→ DATASET RECORDS:
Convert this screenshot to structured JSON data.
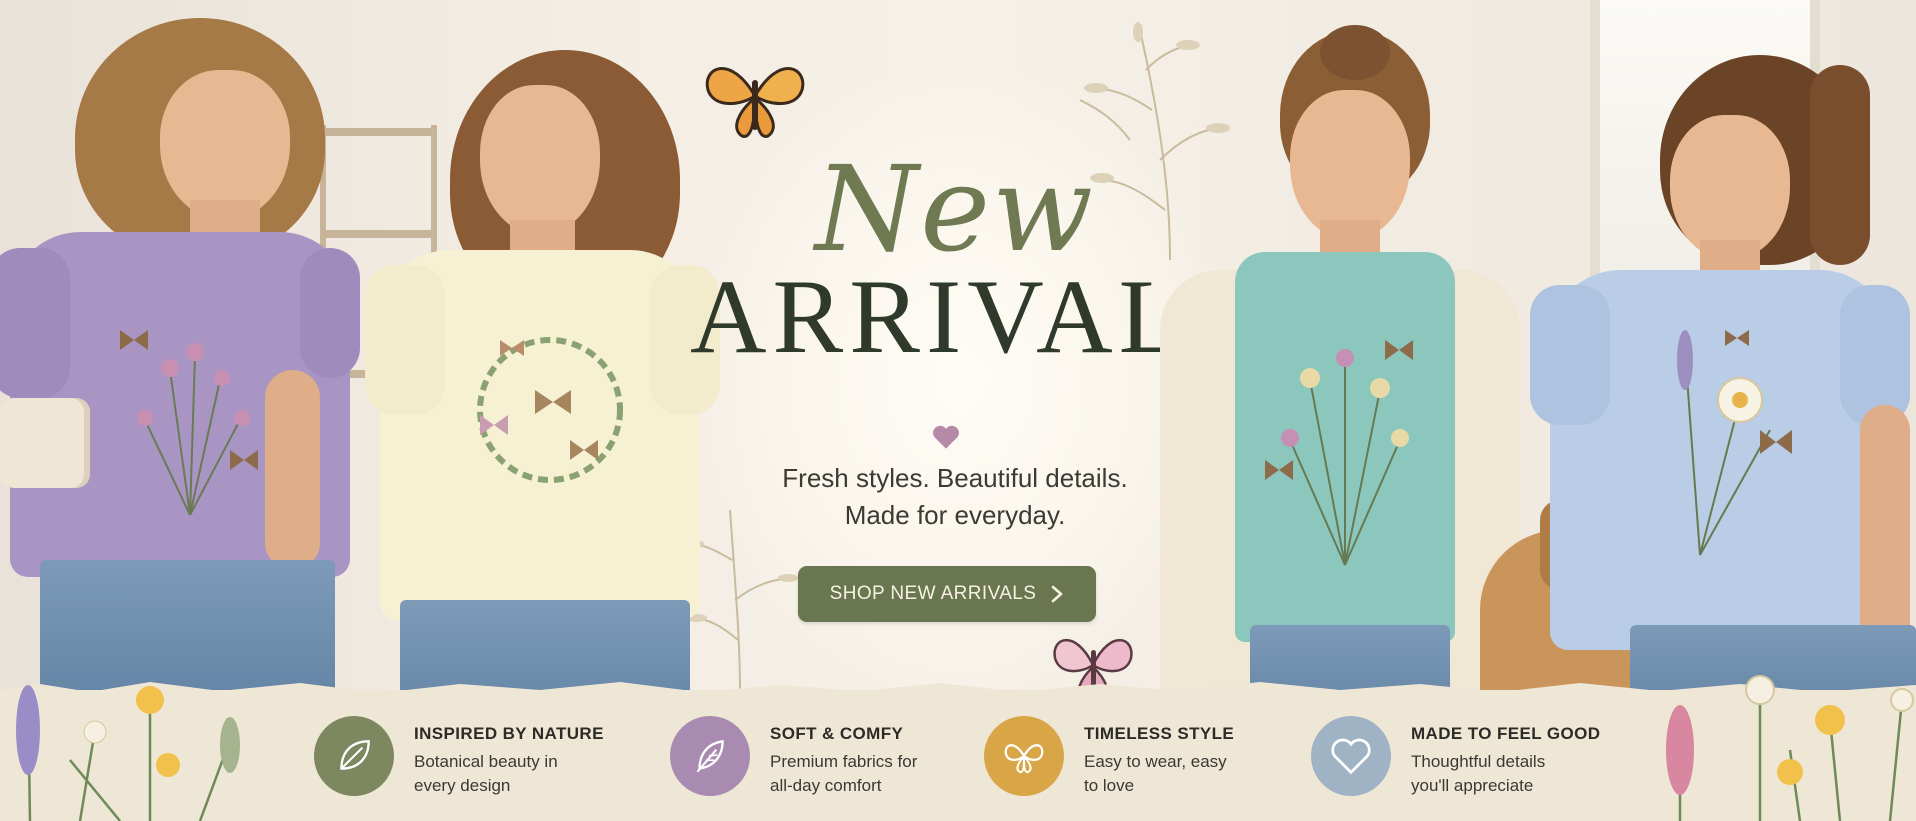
{
  "hero": {
    "headline_script": "New",
    "headline_main": "ARRIVALS",
    "tagline_line1": "Fresh styles. Beautiful details.",
    "tagline_line2": "Made for everyday.",
    "cta_label": "SHOP NEW ARRIVALS",
    "cta_icon": "chevron-right-icon"
  },
  "features": [
    {
      "icon": "leaf-icon",
      "color": "#7d8760",
      "title": "INSPIRED BY NATURE",
      "desc_line1": "Botanical beauty in",
      "desc_line2": "every design"
    },
    {
      "icon": "feather-icon",
      "color": "#a98ab0",
      "title": "SOFT & COMFY",
      "desc_line1": "Premium fabrics for",
      "desc_line2": "all-day comfort"
    },
    {
      "icon": "butterfly-icon",
      "color": "#d8a646",
      "title": "TIMELESS STYLE",
      "desc_line1": "Easy to wear, easy",
      "desc_line2": "to love"
    },
    {
      "icon": "heart-icon",
      "color": "#9fb3c4",
      "title": "MADE TO FEEL GOOD",
      "desc_line1": "Thoughtful details",
      "desc_line2": "you'll appreciate"
    }
  ],
  "colors": {
    "accent_green": "#6a7650",
    "headline_dark": "#2f3a2c",
    "script_green": "#6f7a52",
    "heart_mauve": "#b48aa8",
    "shirt_lavender": "#a895c4",
    "shirt_cream": "#f7f1d3",
    "shirt_mint": "#8cc7be",
    "shirt_blue": "#b9cde6"
  }
}
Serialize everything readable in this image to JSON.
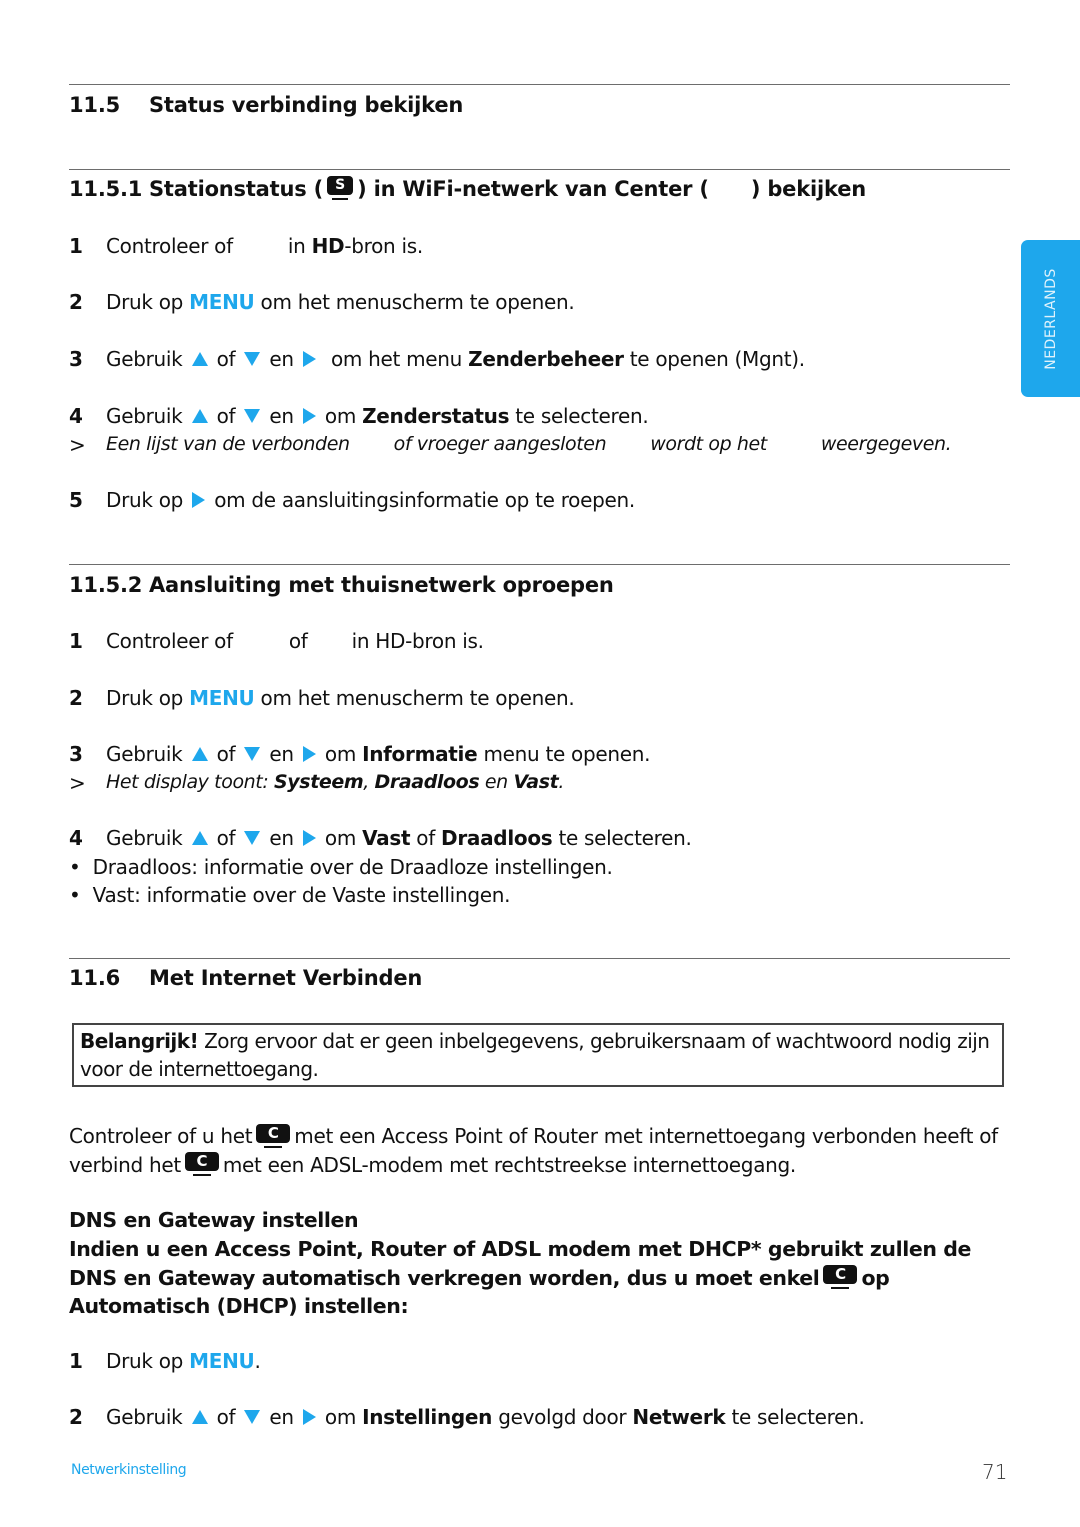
{
  "side_tab": {
    "label": "NEDERLANDS"
  },
  "section_11_5": {
    "number": "11.5",
    "title": "Status verbinding bekijken"
  },
  "section_11_5_1": {
    "number": "11.5.1",
    "title_a": "Stationstatus (",
    "icon_a": "S",
    "title_b": ") in WiFi-netwerk van Center (",
    "title_c": ") bekijken",
    "steps": [
      {
        "num": "1",
        "a": "Controleer of",
        "b": "in",
        "c": "HD",
        "d": "-bron is."
      },
      {
        "num": "2",
        "a": "Druk op",
        "accent": "MENU",
        "b": "om het menuscherm te openen."
      },
      {
        "num": "3",
        "a": "Gebruik",
        "of": "of",
        "en": "en",
        "b": "om het menu",
        "bold": "Zenderbeheer",
        "c": "te openen (Mgnt)."
      },
      {
        "num": "4",
        "a": "Gebruik",
        "of": "of",
        "en": "en",
        "b": "om",
        "bold": "Zenderstatus",
        "c": "te selecteren."
      },
      {
        "num": "5",
        "a": "Druk op",
        "b": "om de aansluitingsinformatie op te roepen."
      }
    ],
    "result": {
      "mark": ">",
      "parts": [
        "Een lijst van de verbonden",
        "of vroeger aangesloten",
        "wordt op het",
        "weergegeven."
      ]
    }
  },
  "section_11_5_2": {
    "number": "11.5.2",
    "title": "Aansluiting met thuisnetwerk oproepen",
    "steps": [
      {
        "num": "1",
        "a": "Controleer of",
        "b": "of",
        "c": "in HD-bron is."
      },
      {
        "num": "2",
        "a": "Druk op",
        "accent": "MENU",
        "b": "om het menuscherm te openen."
      },
      {
        "num": "3",
        "a": "Gebruik",
        "of": "of",
        "en": "en",
        "b": "om",
        "bold": "Informatie",
        "c": "menu te openen."
      },
      {
        "num": "4",
        "a": "Gebruik",
        "of": "of",
        "en": "en",
        "b": "om",
        "bold1": "Vast",
        "mid": "of",
        "bold2": "Draadloos",
        "c": "te selecteren."
      }
    ],
    "result": {
      "mark": ">",
      "a": "Het display toont:",
      "b1": "Systeem",
      "sep": ",",
      "b2": "Draadloos",
      "en": "en",
      "b3": "Vast",
      "end": "."
    },
    "bullets": [
      "Draadloos: informatie over de Draadloze instellingen.",
      "Vast: informatie over de Vaste instellingen."
    ]
  },
  "section_11_6": {
    "number": "11.6",
    "title": "Met Internet Verbinden",
    "notice": {
      "bold": "Belangrijk!",
      "text": "Zorg ervoor dat er geen inbelgegevens, gebruikersnaam of wachtwoord nodig zijn voor de internettoegang."
    },
    "para": {
      "a": "Controleer of u het",
      "icon": "C",
      "b": "met een Access Point of Router met internettoegang verbonden heeft of verbind het",
      "c": "met een ADSL-modem met rechtstreekse internettoegang."
    },
    "dns": {
      "title": "DNS en Gateway instellen",
      "p1": "Indien u een Access Point, Router of ADSL modem met DHCP* gebruikt zullen de DNS en Gateway automatisch verkregen worden, dus u moet enkel",
      "icon": "C",
      "p2": "op",
      "p3": "Automatisch (DHCP) instellen:"
    },
    "steps": [
      {
        "num": "1",
        "a": "Druk op",
        "accent": "MENU",
        "b": "."
      },
      {
        "num": "2",
        "a": "Gebruik",
        "of": "of",
        "en": "en",
        "b": "om",
        "bold1": "Instellingen",
        "mid": "gevolgd door",
        "bold2": "Netwerk",
        "c": "te selecteren."
      }
    ]
  },
  "footer": {
    "section": "Netwerkinstelling",
    "page": "71"
  },
  "colors": {
    "accent": "#1ea7ec",
    "rule": "#6d6d6d",
    "text": "#111111"
  }
}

→ REQUIRED TASK:
Search the lines above for the string "ARRIVALS" and copy each line that has it.

→ SOLUTION TO THIS EXERCISE:
    "headline_main": "ARRIVALS",
    "cta_label": "SHOP NEW ARRIVALS",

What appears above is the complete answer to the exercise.